Records from a data collection:
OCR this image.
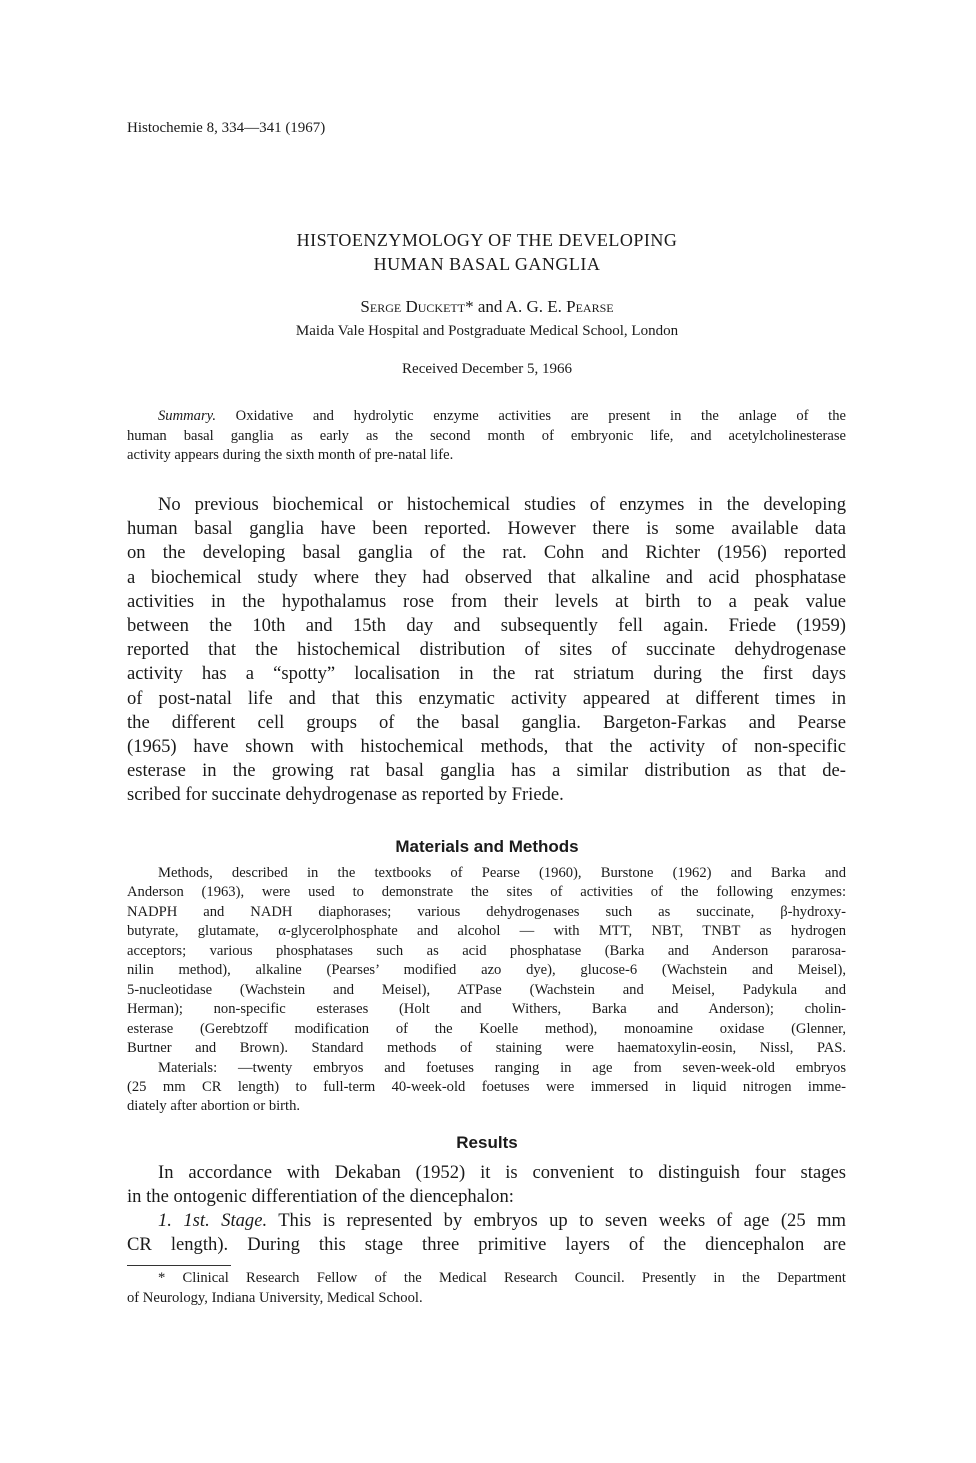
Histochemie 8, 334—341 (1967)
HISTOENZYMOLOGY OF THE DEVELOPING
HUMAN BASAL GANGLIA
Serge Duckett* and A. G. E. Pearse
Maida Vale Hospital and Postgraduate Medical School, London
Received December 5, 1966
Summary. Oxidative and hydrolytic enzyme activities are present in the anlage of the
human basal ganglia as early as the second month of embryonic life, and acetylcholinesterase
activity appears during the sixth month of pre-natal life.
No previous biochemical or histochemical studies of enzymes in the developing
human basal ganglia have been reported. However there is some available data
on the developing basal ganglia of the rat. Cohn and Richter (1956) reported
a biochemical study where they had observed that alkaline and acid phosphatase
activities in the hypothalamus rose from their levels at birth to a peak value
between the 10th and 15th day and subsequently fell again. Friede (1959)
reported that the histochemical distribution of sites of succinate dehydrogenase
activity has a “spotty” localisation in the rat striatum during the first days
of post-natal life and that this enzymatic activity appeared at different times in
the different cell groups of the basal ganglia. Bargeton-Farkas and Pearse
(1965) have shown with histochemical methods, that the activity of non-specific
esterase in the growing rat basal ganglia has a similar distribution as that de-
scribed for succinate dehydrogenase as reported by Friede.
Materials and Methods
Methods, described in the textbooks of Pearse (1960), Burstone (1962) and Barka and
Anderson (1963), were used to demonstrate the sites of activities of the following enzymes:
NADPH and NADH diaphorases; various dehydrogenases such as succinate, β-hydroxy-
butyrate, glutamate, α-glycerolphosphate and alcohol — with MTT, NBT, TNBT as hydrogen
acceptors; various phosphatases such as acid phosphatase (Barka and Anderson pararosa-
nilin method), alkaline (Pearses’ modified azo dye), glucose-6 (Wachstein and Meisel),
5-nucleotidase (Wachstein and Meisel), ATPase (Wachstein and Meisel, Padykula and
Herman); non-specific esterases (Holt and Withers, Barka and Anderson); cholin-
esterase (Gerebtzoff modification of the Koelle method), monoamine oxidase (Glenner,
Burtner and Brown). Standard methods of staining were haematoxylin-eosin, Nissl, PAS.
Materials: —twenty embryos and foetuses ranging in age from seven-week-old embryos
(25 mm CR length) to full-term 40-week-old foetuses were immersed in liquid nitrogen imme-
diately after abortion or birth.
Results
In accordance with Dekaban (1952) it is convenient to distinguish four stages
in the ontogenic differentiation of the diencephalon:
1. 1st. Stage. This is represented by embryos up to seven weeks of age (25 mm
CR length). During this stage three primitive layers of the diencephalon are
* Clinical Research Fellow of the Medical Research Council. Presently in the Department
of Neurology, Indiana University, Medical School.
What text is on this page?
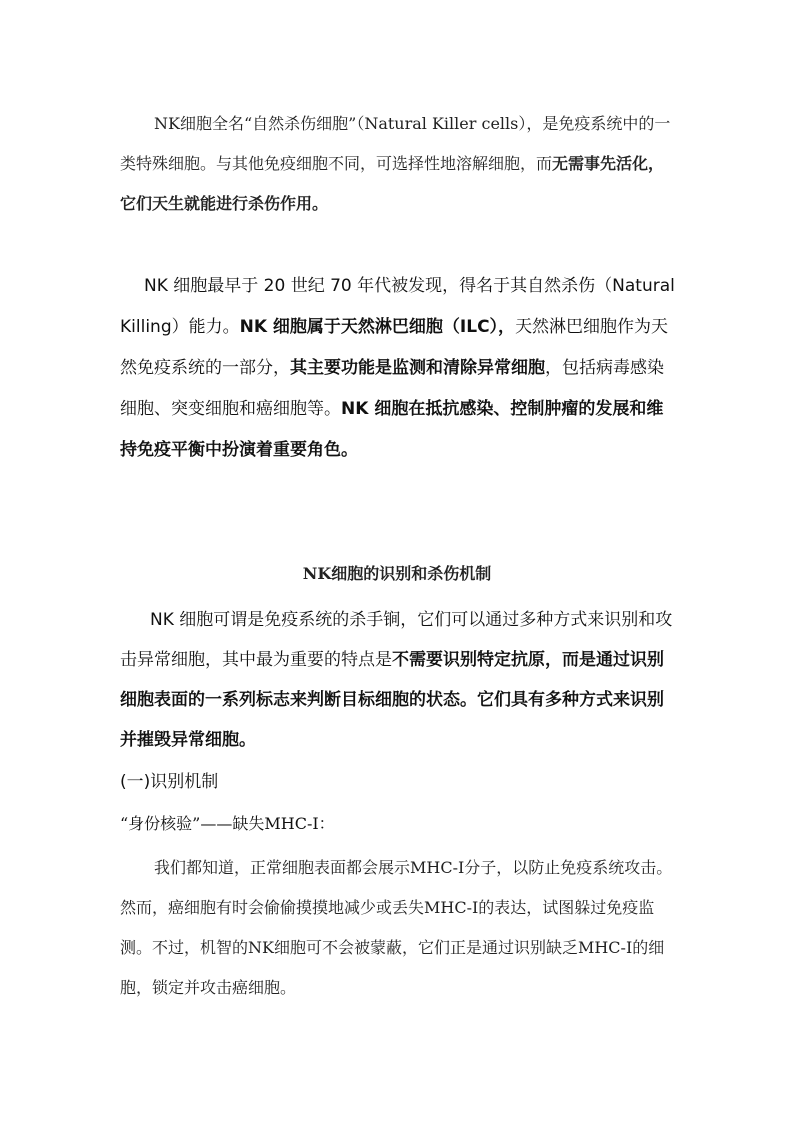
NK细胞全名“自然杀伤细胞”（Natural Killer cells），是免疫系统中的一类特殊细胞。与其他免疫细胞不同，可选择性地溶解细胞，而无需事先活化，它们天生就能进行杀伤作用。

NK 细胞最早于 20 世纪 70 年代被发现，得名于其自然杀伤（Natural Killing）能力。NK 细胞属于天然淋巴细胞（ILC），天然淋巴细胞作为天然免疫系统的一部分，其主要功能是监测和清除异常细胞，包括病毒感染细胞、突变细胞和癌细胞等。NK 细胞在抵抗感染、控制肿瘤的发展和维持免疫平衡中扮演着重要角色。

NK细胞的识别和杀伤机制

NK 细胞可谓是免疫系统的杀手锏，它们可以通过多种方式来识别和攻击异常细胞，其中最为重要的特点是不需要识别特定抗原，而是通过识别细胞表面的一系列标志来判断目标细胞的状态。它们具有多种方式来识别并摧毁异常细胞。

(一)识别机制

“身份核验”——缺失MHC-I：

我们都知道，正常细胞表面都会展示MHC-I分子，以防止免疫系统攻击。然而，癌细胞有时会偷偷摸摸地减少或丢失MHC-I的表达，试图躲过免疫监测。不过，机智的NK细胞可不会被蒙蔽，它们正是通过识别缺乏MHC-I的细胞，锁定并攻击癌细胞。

▶ **Goal of the exercise**
All of the entries above must be reproduced exactly, and no image may be included.

▶ **Result for this exercise**
OCR this image.
Histochemie 8, 334—341 (1967)
HISTOENZYMOLOGY OF THE DEVELOPING
HUMAN BASAL GANGLIA
Serge Duckett* and A. G. E. Pearse
Maida Vale Hospital and Postgraduate Medical School, London
Received December 5, 1966
Summary. Oxidative and hydrolytic enzyme activities are present in the anlage of the
human basal ganglia as early as the second month of embryonic life, and acetylcholinesterase
activity appears during the sixth month of pre-natal life.
No previous biochemical or histochemical studies of enzymes in the developing
human basal ganglia have been reported. However there is some available data
on the developing basal ganglia of the rat. Cohn and Richter (1956) reported
a biochemical study where they had observed that alkaline and acid phosphatase
activities in the hypothalamus rose from their levels at birth to a peak value
between the 10th and 15th day and subsequently fell again. Friede (1959)
reported that the histochemical distribution of sites of succinate dehydrogenase
activity has a “spotty” localisation in the rat striatum during the first days
of post-natal life and that this enzymatic activity appeared at different times in
the different cell groups of the basal ganglia. Bargeton-Farkas and Pearse
(1965) have shown with histochemical methods, that the activity of non-specific
esterase in the growing rat basal ganglia has a similar distribution as that de-
scribed for succinate dehydrogenase as reported by Friede.
Materials and Methods
Methods, described in the textbooks of Pearse (1960), Burstone (1962) and Barka and
Anderson (1963), were used to demonstrate the sites of activities of the following enzymes:
NADPH and NADH diaphorases; various dehydrogenases such as succinate, β-hydroxy-
butyrate, glutamate, α-glycerolphosphate and alcohol — with MTT, NBT, TNBT as hydrogen
acceptors; various phosphatases such as acid phosphatase (Barka and Anderson pararosa-
nilin method), alkaline (Pearses’ modified azo dye), glucose-6 (Wachstein and Meisel),
5-nucleotidase (Wachstein and Meisel), ATPase (Wachstein and Meisel, Padykula and
Herman); non-specific esterases (Holt and Withers, Barka and Anderson); cholin-
esterase (Gerebtzoff modification of the Koelle method), monoamine oxidase (Glenner,
Burtner and Brown). Standard methods of staining were haematoxylin-eosin, Nissl, PAS.
Materials: —twenty embryos and foetuses ranging in age from seven-week-old embryos
(25 mm CR length) to full-term 40-week-old foetuses were immersed in liquid nitrogen imme-
diately after abortion or birth.
Results
In accordance with Dekaban (1952) it is convenient to distinguish four stages
in the ontogenic differentiation of the diencephalon:
1. 1st. Stage. This is represented by embryos up to seven weeks of age (25 mm
CR length). During this stage three primitive layers of the diencephalon are
* Clinical Research Fellow of the Medical Research Council. Presently in the Department
of Neurology, Indiana University, Medical School.
What text is on this page?
NK细胞全名“自然杀伤细胞”（Natural Killer cells），是免疫系统中的一类特殊细胞。与其他免疫细胞不同，可选择性地溶解细胞，而无需事先活化，它们天生就能进行杀伤作用。

NK 细胞最早于 20 世纪 70 年代被发现，得名于其自然杀伤（Natural Killing）能力。NK 细胞属于天然淋巴细胞（ILC），天然淋巴细胞作为天然免疫系统的一部分，其主要功能是监测和清除异常细胞，包括病毒感染细胞、突变细胞和癌细胞等。NK 细胞在抵抗感染、控制肿瘤的发展和维持免疫平衡中扮演着重要角色。

NK细胞的识别和杀伤机制

NK 细胞可谓是免疫系统的杀手锏，它们可以通过多种方式来识别和攻击异常细胞，其中最为重要的特点是不需要识别特定抗原，而是通过识别细胞表面的一系列标志来判断目标细胞的状态。它们具有多种方式来识别并摧毁异常细胞。

(一)识别机制

“身份核验”——缺失MHC-I：

我们都知道，正常细胞表面都会展示MHC-I分子，以防止免疫系统攻击。然而，癌细胞有时会偷偷摸摸地减少或丢失MHC-I的表达，试图躲过免疫监测。不过，机智的NK细胞可不会被蒙蔽，它们正是通过识别缺乏MHC-I的细胞，锁定并攻击癌细胞。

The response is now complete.